** Data for processing **
◆ ◆ ◆ ◆
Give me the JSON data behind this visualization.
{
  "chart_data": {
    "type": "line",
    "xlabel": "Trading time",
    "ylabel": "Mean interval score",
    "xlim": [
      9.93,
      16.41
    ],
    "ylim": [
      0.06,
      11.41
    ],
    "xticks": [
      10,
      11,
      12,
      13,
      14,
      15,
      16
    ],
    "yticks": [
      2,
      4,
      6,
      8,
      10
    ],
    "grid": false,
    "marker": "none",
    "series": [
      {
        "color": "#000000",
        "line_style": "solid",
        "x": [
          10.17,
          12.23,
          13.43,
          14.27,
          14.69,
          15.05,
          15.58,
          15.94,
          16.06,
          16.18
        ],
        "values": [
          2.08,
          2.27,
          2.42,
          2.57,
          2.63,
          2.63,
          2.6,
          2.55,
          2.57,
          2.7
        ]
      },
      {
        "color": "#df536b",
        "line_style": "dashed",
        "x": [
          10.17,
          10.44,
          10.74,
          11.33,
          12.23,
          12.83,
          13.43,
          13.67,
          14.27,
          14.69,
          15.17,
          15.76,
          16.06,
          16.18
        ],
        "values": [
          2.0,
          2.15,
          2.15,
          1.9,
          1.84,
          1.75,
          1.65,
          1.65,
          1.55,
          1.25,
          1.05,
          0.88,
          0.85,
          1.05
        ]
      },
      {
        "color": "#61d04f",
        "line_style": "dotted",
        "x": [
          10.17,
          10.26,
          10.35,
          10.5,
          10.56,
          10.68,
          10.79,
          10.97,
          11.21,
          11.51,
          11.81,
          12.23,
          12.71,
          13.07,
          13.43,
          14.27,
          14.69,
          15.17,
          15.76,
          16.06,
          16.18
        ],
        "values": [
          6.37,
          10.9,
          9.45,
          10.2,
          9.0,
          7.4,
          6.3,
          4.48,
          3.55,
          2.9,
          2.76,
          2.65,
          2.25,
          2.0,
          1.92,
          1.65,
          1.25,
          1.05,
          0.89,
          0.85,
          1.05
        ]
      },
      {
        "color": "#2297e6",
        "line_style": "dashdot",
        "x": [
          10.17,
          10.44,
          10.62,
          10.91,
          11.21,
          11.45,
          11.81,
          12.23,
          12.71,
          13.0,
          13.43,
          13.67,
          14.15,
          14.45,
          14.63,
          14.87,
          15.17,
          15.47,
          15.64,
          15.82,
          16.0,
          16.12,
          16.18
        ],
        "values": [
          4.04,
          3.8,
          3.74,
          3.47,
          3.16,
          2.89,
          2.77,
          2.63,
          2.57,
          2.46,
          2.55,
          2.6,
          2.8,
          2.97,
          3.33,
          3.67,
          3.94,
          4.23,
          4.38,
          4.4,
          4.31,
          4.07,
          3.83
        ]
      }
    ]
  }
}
◆ ◆ ◆ ◆
** Exercise **
From the data above, extract every line in its exact form.

** Solution below **
Give me the JSON data behind this visualization.
{
  "chart_data": {
    "type": "line",
    "xlabel": "Trading time",
    "ylabel": "Mean interval score",
    "xlim": [
      9.93,
      16.41
    ],
    "ylim": [
      0.06,
      11.41
    ],
    "xticks": [
      10,
      11,
      12,
      13,
      14,
      15,
      16
    ],
    "yticks": [
      2,
      4,
      6,
      8,
      10
    ],
    "grid": false,
    "marker": "none",
    "series": [
      {
        "color": "#000000",
        "line_style": "solid",
        "x": [
          10.17,
          12.23,
          13.43,
          14.27,
          14.69,
          15.05,
          15.58,
          15.94,
          16.06,
          16.18
        ],
        "values": [
          2.08,
          2.27,
          2.42,
          2.57,
          2.63,
          2.63,
          2.6,
          2.55,
          2.57,
          2.7
        ]
      },
      {
        "color": "#df536b",
        "line_style": "dashed",
        "x": [
          10.17,
          10.44,
          10.74,
          11.33,
          12.23,
          12.83,
          13.43,
          13.67,
          14.27,
          14.69,
          15.17,
          15.76,
          16.06,
          16.18
        ],
        "values": [
          2.0,
          2.15,
          2.15,
          1.9,
          1.84,
          1.75,
          1.65,
          1.65,
          1.55,
          1.25,
          1.05,
          0.88,
          0.85,
          1.05
        ]
      },
      {
        "color": "#61d04f",
        "line_style": "dotted",
        "x": [
          10.17,
          10.26,
          10.35,
          10.5,
          10.56,
          10.68,
          10.79,
          10.97,
          11.21,
          11.51,
          11.81,
          12.23,
          12.71,
          13.07,
          13.43,
          14.27,
          14.69,
          15.17,
          15.76,
          16.06,
          16.18
        ],
        "values": [
          6.37,
          10.9,
          9.45,
          10.2,
          9.0,
          7.4,
          6.3,
          4.48,
          3.55,
          2.9,
          2.76,
          2.65,
          2.25,
          2.0,
          1.92,
          1.65,
          1.25,
          1.05,
          0.89,
          0.85,
          1.05
        ]
      },
      {
        "color": "#2297e6",
        "line_style": "dashdot",
        "x": [
          10.17,
          10.44,
          10.62,
          10.91,
          11.21,
          11.45,
          11.81,
          12.23,
          12.71,
          13.0,
          13.43,
          13.67,
          14.15,
          14.45,
          14.63,
          14.87,
          15.17,
          15.47,
          15.64,
          15.82,
          16.0,
          16.12,
          16.18
        ],
        "values": [
          4.04,
          3.8,
          3.74,
          3.47,
          3.16,
          2.89,
          2.77,
          2.63,
          2.57,
          2.46,
          2.55,
          2.6,
          2.8,
          2.97,
          3.33,
          3.67,
          3.94,
          4.23,
          4.38,
          4.4,
          4.31,
          4.07,
          3.83
        ]
      }
    ]
  }
}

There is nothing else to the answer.